# [GIVEN RECORDS]
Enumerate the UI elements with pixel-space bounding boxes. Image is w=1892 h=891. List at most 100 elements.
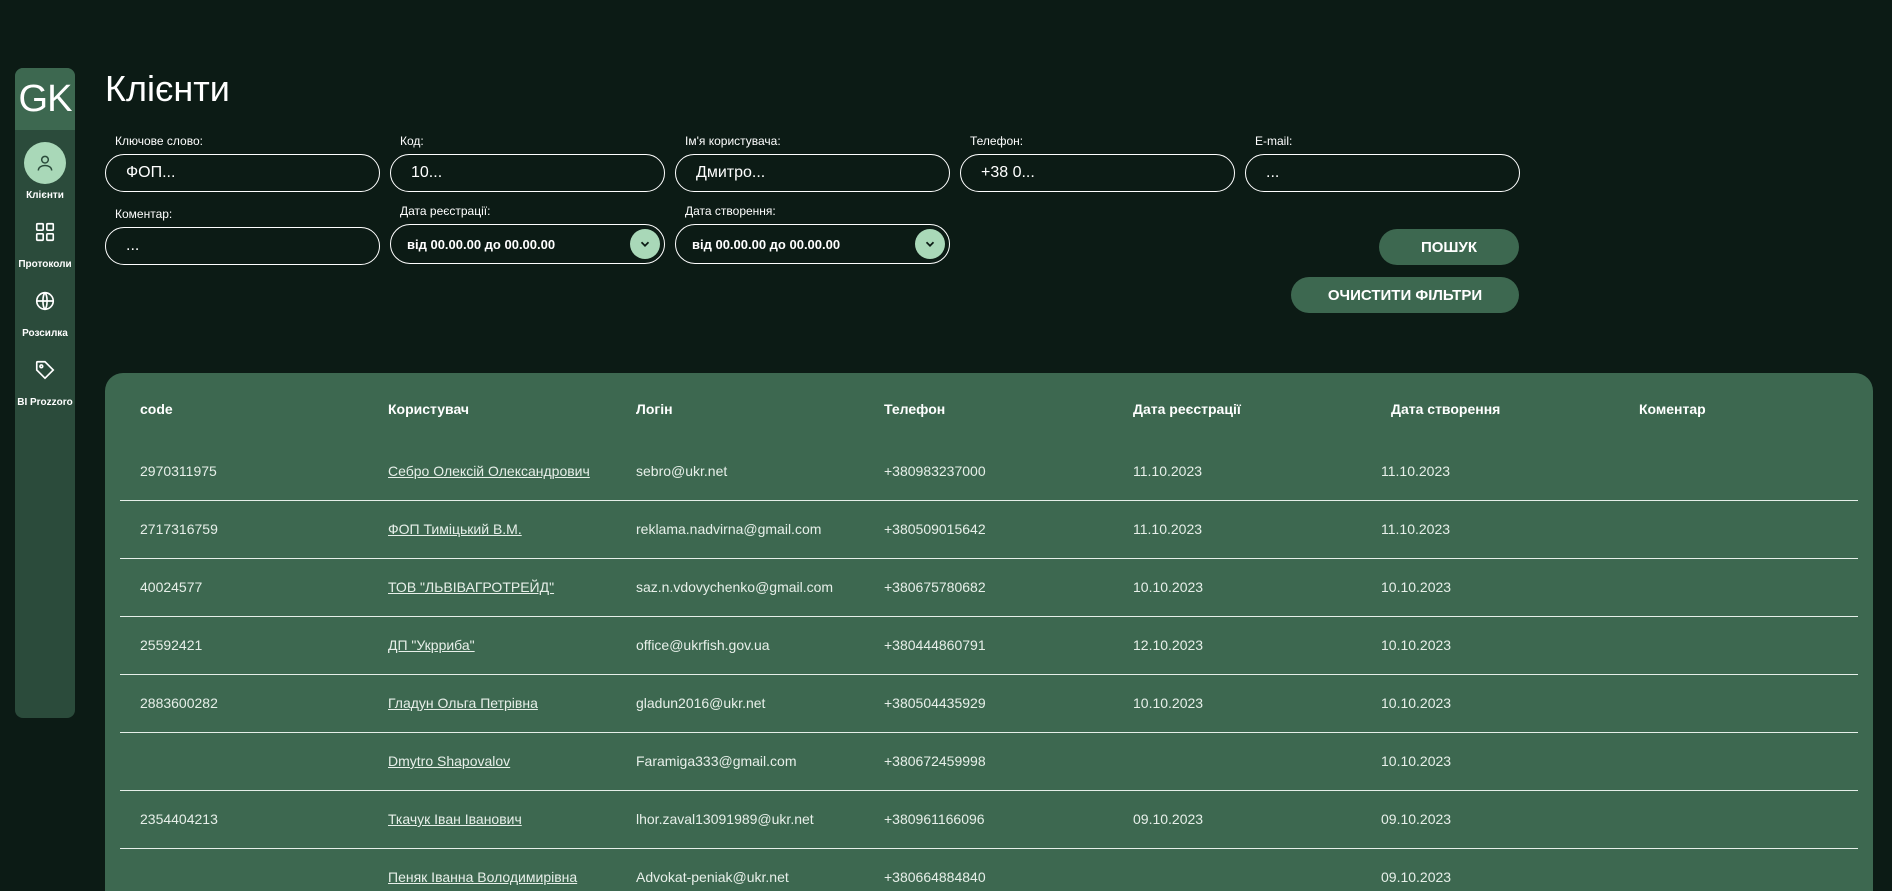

--

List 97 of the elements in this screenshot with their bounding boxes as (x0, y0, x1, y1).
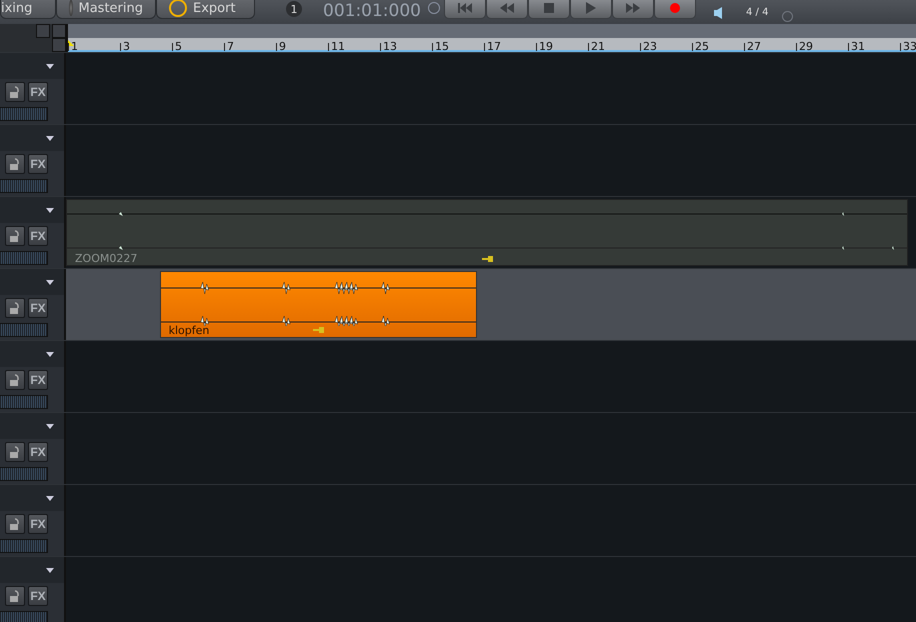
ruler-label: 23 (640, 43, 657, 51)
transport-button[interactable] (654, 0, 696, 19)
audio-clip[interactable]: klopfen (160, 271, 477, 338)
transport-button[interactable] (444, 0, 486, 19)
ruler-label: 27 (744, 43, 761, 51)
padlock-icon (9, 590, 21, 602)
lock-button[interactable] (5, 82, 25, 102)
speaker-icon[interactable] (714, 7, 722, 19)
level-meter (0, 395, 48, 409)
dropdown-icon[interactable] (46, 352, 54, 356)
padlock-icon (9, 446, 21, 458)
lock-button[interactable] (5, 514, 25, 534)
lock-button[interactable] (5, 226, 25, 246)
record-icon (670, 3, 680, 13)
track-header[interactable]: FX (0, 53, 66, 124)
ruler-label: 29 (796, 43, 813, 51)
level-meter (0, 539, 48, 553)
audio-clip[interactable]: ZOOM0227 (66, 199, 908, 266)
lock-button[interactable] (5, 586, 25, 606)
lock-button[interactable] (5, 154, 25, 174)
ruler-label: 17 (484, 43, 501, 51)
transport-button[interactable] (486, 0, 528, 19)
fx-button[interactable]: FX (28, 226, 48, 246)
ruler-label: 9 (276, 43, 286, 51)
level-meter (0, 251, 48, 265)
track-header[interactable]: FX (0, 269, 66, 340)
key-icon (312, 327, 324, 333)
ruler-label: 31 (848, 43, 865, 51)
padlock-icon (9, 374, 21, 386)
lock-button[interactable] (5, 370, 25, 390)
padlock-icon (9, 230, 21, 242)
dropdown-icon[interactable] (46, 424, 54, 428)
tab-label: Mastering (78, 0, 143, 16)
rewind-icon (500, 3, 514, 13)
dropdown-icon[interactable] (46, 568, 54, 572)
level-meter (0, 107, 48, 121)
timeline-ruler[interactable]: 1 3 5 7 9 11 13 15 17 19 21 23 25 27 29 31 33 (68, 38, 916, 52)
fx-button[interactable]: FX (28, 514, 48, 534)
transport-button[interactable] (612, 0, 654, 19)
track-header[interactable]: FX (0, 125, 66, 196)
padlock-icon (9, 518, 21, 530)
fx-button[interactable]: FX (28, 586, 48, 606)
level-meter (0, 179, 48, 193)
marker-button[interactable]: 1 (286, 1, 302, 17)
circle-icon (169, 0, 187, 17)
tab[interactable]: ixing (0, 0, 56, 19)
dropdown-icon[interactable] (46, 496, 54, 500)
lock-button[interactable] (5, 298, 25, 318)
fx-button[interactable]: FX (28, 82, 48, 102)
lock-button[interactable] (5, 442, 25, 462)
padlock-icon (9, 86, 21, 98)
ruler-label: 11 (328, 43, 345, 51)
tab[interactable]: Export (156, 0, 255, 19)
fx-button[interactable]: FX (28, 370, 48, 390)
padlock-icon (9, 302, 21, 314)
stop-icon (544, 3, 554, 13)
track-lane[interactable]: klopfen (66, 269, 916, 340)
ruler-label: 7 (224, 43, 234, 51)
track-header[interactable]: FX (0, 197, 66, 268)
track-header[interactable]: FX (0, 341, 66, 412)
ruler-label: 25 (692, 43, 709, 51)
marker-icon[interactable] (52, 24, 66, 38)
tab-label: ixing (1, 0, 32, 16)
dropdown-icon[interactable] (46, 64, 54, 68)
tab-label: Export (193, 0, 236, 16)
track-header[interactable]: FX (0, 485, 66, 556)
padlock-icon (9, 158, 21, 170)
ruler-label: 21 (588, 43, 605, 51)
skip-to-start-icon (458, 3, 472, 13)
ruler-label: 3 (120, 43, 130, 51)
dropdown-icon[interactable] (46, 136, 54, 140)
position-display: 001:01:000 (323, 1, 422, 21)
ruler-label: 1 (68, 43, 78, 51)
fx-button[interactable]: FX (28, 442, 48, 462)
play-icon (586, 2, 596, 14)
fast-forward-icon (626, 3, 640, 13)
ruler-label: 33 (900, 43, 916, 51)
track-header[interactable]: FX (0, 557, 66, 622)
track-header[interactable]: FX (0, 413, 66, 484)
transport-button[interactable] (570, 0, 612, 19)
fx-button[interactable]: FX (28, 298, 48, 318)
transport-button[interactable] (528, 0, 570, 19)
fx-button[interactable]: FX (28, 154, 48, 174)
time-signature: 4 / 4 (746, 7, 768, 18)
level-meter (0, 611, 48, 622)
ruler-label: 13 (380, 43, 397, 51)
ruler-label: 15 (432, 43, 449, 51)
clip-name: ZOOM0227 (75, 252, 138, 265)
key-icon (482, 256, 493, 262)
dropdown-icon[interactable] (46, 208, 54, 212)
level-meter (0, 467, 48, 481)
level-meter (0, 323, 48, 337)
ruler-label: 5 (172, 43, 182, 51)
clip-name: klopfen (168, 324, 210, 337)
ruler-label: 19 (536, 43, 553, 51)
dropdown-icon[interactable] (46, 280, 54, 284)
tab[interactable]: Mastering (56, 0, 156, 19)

* * *

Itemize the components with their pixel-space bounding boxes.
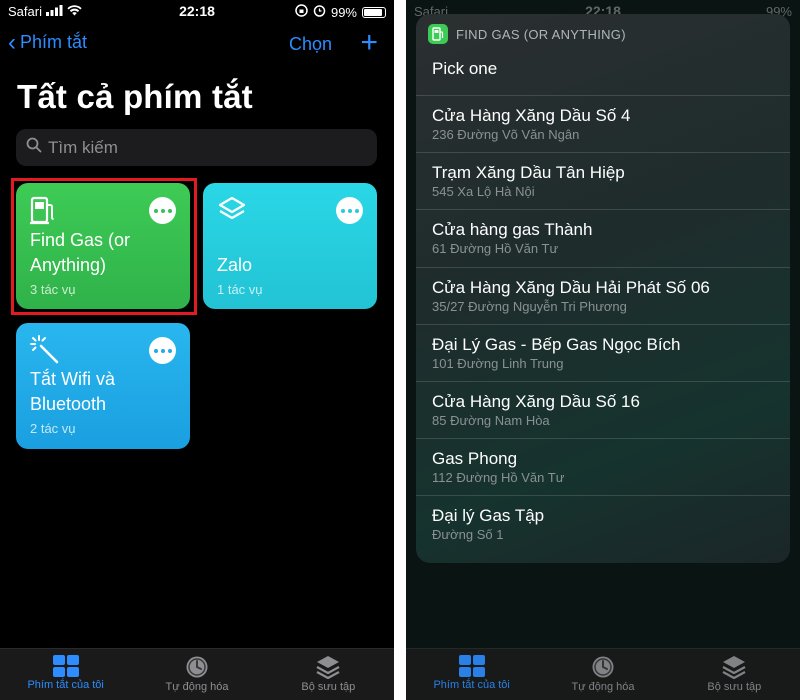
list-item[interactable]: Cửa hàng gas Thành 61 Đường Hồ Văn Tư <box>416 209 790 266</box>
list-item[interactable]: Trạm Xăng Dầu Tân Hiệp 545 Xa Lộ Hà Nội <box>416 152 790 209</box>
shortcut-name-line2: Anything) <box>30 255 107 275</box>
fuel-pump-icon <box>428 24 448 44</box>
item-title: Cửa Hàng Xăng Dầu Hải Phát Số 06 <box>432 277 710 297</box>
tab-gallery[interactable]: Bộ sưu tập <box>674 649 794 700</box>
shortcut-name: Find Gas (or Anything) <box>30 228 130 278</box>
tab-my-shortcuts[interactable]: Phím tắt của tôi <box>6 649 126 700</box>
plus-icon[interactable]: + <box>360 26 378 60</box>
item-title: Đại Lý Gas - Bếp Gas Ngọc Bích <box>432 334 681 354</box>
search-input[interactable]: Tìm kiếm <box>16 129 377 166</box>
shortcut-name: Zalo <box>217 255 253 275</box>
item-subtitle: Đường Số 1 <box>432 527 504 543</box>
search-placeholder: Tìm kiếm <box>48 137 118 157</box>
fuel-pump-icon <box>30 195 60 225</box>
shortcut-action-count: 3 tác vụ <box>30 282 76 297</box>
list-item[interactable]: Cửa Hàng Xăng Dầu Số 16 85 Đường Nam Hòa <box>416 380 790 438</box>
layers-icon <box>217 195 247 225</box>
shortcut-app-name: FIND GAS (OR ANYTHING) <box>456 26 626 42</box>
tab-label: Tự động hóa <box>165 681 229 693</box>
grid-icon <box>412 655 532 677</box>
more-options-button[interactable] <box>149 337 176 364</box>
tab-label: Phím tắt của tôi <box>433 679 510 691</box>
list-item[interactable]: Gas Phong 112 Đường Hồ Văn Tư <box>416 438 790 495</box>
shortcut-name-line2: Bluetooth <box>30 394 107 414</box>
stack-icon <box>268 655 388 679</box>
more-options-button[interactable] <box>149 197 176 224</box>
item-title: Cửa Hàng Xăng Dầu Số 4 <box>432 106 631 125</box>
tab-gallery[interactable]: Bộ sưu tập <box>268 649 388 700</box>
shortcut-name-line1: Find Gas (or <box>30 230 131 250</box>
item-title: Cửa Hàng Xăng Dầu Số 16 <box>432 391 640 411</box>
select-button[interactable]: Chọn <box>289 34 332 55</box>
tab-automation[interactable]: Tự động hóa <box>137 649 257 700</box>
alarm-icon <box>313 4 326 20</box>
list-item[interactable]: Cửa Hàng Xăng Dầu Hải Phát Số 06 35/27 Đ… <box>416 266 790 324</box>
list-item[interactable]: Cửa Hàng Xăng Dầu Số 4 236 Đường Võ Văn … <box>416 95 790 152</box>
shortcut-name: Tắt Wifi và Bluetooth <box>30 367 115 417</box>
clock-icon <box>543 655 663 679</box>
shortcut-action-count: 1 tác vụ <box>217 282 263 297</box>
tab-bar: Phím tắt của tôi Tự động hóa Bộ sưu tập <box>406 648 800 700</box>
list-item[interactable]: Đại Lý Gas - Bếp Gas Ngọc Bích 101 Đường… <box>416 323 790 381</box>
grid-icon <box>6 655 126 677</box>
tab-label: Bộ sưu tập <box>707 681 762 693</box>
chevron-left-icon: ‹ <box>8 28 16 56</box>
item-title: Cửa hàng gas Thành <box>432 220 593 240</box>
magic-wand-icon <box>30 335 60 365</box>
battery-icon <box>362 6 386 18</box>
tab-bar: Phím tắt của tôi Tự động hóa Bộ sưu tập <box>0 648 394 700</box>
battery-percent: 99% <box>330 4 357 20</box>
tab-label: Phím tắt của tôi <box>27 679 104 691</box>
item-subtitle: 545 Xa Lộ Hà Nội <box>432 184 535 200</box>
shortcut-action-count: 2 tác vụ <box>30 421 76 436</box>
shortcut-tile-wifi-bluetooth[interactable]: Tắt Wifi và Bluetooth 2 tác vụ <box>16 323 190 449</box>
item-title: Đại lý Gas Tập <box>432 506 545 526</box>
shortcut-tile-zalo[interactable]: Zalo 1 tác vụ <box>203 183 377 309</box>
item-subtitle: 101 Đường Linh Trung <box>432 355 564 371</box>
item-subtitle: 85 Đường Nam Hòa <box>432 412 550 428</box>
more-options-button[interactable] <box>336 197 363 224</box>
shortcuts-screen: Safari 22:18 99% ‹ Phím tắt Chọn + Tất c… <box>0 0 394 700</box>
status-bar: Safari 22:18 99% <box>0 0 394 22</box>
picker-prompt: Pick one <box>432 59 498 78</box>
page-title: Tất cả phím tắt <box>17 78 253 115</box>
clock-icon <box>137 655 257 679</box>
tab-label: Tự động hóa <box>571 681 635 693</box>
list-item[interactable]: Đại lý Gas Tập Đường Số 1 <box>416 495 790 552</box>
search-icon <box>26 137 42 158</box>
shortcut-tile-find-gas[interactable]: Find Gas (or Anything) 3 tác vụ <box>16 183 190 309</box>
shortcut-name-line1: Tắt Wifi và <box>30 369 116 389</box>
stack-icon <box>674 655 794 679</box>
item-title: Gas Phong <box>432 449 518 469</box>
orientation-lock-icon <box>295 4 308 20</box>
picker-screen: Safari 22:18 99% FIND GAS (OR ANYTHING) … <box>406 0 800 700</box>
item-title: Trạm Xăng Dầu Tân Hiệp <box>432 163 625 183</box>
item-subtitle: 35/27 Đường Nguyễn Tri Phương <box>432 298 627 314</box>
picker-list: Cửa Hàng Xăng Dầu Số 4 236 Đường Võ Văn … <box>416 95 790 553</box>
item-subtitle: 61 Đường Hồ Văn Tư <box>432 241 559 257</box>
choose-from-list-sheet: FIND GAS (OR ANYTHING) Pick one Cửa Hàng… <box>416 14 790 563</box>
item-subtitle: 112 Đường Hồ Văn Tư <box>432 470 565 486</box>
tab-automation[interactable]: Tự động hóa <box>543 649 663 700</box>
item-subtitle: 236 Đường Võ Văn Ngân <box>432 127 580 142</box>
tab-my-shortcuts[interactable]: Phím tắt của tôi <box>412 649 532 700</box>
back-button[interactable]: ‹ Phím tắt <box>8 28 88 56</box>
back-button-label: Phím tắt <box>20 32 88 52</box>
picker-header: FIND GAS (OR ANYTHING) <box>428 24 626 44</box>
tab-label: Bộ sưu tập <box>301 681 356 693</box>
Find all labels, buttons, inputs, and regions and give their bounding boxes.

# [PROBLEM]
Copy the material above word for word, from the line with "List 97 of the" to the line with "fx-button[interactable]: FX (28, 514, 48, 534)", both lines included. Leave out the pictures.

# [COMPLETE RESPONSE]
List 97 of the elements in this screenshot with their bounding boxes as (x0, y0, x1, y1).
ruler-label: 23 (640, 43, 657, 51)
transport-button[interactable] (654, 0, 696, 19)
audio-clip[interactable]: klopfen (160, 271, 477, 338)
transport-button[interactable] (444, 0, 486, 19)
ruler-label: 27 (744, 43, 761, 51)
padlock-icon (9, 590, 21, 602)
lock-button[interactable] (5, 82, 25, 102)
speaker-icon[interactable] (714, 7, 722, 19)
level-meter (0, 395, 48, 409)
dropdown-icon[interactable] (46, 352, 54, 356)
padlock-icon (9, 446, 21, 458)
lock-button[interactable] (5, 514, 25, 534)
lock-button[interactable] (5, 226, 25, 246)
record-icon (670, 3, 680, 13)
track-header[interactable]: FX (0, 53, 66, 124)
ruler-label: 29 (796, 43, 813, 51)
level-meter (0, 539, 48, 553)
audio-clip[interactable]: ZOOM0227 (66, 199, 908, 266)
lock-button[interactable] (5, 586, 25, 606)
lock-button[interactable] (5, 154, 25, 174)
ruler-label: 17 (484, 43, 501, 51)
transport-button[interactable] (486, 0, 528, 19)
fx-button[interactable]: FX (28, 226, 48, 246)
ruler-label: 9 (276, 43, 286, 51)
level-meter (0, 251, 48, 265)
track-header[interactable]: FX (0, 269, 66, 340)
key-icon (312, 327, 324, 333)
ruler-label: 31 (848, 43, 865, 51)
padlock-icon (9, 374, 21, 386)
lock-button[interactable] (5, 370, 25, 390)
padlock-icon (9, 230, 21, 242)
dropdown-icon[interactable] (46, 424, 54, 428)
tab-label: Mastering (78, 0, 143, 16)
rewind-icon (500, 3, 514, 13)
dropdown-icon[interactable] (46, 568, 54, 572)
level-meter (0, 107, 48, 121)
timeline-ruler[interactable]: 1 3 5 7 9 11 13 15 17 19 21 23 25 27 29 31 33 (68, 38, 916, 52)
fx-button[interactable]: FX (28, 514, 48, 534)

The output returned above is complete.